Problem description: Where a line of the material contains the string "usually", copy that line.

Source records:
········

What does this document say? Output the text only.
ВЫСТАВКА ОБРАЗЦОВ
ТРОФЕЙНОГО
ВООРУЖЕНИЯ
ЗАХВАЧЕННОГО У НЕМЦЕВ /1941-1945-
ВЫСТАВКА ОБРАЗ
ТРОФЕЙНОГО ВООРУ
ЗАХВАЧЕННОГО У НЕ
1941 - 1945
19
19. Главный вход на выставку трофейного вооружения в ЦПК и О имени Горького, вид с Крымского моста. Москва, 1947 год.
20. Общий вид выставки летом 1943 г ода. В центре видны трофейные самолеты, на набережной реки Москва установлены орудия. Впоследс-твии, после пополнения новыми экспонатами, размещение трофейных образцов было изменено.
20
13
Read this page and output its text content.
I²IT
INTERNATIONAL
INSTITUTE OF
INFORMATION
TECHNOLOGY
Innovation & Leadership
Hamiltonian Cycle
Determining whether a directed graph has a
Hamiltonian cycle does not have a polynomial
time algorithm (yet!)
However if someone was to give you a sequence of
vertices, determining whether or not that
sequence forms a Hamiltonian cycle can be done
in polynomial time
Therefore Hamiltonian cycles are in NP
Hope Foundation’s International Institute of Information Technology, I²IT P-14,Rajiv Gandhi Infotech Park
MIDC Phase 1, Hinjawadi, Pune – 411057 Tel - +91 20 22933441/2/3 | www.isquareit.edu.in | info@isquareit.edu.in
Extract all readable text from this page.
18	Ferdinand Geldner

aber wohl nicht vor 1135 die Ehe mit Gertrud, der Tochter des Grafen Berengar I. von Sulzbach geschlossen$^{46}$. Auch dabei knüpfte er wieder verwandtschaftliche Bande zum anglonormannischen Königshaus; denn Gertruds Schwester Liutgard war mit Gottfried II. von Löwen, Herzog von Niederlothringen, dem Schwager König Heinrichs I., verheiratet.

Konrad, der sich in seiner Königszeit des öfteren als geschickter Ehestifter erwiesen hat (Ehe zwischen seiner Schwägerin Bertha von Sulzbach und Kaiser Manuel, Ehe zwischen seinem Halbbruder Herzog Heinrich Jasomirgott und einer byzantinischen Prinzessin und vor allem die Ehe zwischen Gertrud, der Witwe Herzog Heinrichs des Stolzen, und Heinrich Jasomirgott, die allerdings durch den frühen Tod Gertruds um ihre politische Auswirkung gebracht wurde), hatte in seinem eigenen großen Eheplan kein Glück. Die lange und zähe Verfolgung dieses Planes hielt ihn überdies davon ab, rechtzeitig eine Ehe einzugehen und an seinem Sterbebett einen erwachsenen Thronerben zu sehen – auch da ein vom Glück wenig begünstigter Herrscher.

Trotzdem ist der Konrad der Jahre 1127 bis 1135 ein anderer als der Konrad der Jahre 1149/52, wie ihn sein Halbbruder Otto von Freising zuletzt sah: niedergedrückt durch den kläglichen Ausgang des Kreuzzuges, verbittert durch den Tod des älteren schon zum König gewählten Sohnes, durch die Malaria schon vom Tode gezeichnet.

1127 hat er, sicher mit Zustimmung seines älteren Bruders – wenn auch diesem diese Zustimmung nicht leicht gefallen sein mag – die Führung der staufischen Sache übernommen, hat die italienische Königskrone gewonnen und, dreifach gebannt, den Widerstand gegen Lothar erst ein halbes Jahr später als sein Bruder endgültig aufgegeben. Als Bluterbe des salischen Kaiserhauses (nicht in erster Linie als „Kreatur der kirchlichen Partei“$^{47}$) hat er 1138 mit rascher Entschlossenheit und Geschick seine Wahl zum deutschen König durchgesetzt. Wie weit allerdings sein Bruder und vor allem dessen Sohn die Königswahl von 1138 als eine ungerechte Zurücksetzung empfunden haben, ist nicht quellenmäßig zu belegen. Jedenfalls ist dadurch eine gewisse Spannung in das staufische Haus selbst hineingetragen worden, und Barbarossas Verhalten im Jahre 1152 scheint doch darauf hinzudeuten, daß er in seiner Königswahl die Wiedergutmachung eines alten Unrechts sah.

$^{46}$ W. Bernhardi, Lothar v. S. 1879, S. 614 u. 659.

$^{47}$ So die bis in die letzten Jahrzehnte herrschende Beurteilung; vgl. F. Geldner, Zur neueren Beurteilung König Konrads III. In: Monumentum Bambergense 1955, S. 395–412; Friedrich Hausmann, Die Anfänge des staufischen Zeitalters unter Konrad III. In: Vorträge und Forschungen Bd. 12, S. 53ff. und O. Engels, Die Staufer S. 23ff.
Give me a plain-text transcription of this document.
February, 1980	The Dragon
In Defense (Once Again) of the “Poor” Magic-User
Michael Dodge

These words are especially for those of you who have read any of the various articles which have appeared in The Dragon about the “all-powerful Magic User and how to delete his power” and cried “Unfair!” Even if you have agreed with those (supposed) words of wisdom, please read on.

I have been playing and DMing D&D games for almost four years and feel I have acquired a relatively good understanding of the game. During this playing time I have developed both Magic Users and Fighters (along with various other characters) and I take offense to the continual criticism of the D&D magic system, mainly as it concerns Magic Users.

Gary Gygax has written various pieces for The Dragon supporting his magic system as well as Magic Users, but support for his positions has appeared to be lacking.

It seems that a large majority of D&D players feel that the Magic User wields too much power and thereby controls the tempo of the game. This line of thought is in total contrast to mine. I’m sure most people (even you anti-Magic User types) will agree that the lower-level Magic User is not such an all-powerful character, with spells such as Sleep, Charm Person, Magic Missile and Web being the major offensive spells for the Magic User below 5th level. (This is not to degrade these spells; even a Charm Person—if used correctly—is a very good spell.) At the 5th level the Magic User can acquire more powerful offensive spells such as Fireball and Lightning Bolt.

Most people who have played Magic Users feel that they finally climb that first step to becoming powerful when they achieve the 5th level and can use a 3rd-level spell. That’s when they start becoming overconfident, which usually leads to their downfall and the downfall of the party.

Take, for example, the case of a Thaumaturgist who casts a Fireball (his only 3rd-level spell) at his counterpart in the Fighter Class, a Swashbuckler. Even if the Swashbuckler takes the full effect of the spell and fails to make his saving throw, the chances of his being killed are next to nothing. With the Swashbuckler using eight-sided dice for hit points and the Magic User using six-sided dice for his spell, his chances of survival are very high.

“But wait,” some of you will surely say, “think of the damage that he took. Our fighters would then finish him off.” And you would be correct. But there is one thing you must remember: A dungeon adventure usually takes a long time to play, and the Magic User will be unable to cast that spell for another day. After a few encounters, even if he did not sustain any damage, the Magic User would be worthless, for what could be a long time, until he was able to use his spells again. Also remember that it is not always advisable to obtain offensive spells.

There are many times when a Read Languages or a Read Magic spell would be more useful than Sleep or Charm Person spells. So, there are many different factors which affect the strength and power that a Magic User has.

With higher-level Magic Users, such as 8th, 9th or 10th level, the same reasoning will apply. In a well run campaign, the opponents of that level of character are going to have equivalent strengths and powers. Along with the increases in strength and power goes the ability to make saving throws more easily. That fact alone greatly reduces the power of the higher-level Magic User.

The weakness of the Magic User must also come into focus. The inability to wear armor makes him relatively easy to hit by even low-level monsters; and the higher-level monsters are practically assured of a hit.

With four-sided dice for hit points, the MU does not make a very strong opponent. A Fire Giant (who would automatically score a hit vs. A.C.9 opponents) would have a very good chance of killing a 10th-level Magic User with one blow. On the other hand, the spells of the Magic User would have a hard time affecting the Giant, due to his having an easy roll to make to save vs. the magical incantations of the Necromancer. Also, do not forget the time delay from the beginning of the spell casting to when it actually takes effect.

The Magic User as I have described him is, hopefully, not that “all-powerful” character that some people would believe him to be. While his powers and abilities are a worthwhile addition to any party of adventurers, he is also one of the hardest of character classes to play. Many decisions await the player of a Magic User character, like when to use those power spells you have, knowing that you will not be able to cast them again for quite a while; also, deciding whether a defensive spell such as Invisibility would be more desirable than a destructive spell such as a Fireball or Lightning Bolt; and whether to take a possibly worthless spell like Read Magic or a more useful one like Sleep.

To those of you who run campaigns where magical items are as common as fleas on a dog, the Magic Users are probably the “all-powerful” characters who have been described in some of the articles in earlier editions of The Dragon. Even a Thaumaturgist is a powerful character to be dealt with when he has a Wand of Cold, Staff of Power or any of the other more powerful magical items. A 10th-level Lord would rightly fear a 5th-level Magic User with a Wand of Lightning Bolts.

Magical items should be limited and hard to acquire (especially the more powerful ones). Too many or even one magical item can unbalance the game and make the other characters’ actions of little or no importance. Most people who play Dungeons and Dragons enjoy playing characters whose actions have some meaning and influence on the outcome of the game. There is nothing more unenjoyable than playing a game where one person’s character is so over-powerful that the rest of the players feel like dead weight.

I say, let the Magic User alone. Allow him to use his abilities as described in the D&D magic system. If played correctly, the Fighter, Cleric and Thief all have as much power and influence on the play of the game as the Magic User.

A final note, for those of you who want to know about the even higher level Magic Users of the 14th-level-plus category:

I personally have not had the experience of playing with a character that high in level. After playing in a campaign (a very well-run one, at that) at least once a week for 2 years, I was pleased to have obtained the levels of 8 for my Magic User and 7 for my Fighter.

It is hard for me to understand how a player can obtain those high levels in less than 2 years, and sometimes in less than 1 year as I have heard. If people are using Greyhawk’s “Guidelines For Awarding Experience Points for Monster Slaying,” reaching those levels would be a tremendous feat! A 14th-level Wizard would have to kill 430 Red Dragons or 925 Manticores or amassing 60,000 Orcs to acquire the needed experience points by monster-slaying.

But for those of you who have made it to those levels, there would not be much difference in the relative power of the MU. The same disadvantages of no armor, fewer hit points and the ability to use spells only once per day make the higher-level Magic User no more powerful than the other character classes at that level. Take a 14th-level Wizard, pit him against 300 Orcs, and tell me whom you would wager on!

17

········

Correct answer:
Most people who have played Magic Users feel that they finally climb that first step to becoming powerful when they achieve the 5th level and can use a 3rd-level spell. That’s when they start becoming overconfident, which usually leads to their downfall and the downfall of the party.
“But wait,” some of you will surely say, “think of the damage that he took. Our fighters would then finish him off.” And you would be correct. But there is one thing you must remember: A dungeon adventure usually takes a long time to play, and the Magic User will be unable to cast that spell for another day. After a few encounters, even if he did not sustain any damage, the Magic User would be worthless, for what could be a long time, until he was able to use his spells again. Also remember that it is not always advisable to obtain offensive spells.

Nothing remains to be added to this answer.